Dataset rows
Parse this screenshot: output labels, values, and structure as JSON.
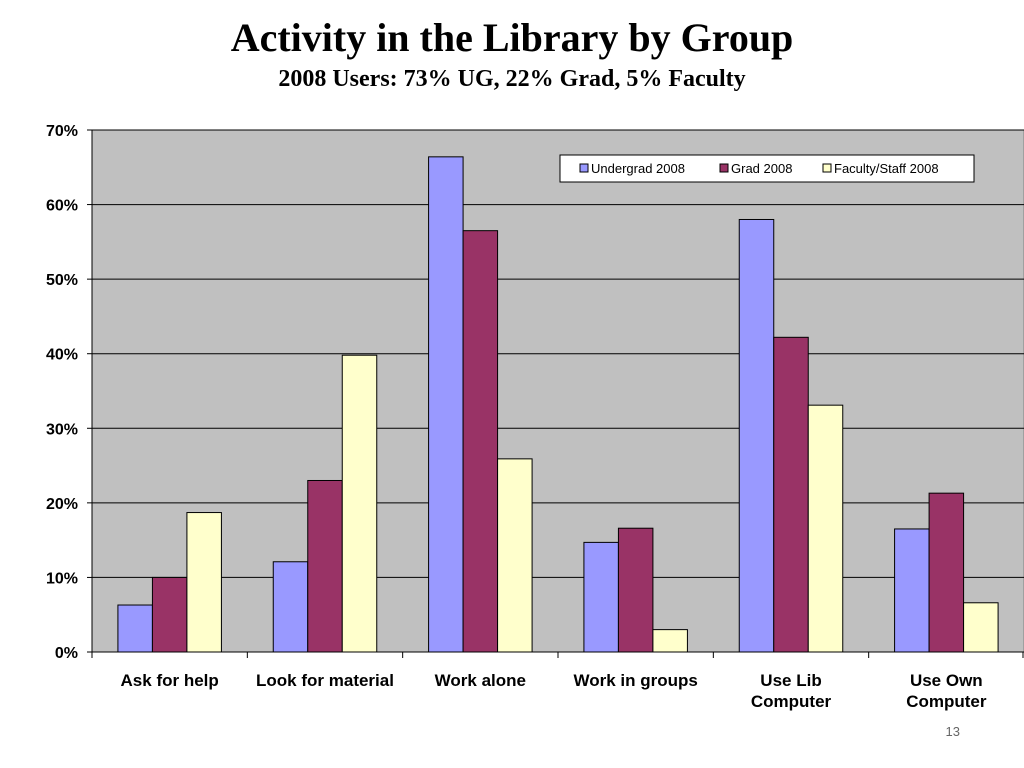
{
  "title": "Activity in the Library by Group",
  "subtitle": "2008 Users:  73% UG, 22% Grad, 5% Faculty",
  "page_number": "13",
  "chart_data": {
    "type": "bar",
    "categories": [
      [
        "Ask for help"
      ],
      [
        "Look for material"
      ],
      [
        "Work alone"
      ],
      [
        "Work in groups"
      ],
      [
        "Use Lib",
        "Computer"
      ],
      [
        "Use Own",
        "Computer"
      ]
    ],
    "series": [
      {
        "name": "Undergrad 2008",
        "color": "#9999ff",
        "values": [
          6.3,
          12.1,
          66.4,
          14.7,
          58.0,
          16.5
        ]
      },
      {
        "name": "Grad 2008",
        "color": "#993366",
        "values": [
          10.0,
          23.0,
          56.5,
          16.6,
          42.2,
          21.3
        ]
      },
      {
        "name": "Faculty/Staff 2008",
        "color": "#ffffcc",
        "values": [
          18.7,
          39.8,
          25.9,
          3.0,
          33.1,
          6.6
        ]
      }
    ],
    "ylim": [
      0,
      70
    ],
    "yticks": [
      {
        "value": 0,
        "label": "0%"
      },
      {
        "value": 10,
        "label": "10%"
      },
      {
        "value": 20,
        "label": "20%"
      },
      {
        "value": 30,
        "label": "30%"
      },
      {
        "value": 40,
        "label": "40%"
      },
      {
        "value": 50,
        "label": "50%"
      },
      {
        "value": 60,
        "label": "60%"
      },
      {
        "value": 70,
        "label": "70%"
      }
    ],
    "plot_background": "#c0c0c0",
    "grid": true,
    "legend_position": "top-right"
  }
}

Description of the task
Check each line of the records for the string "name" and state how many lines contain it. Give only the number.

Answer in full
3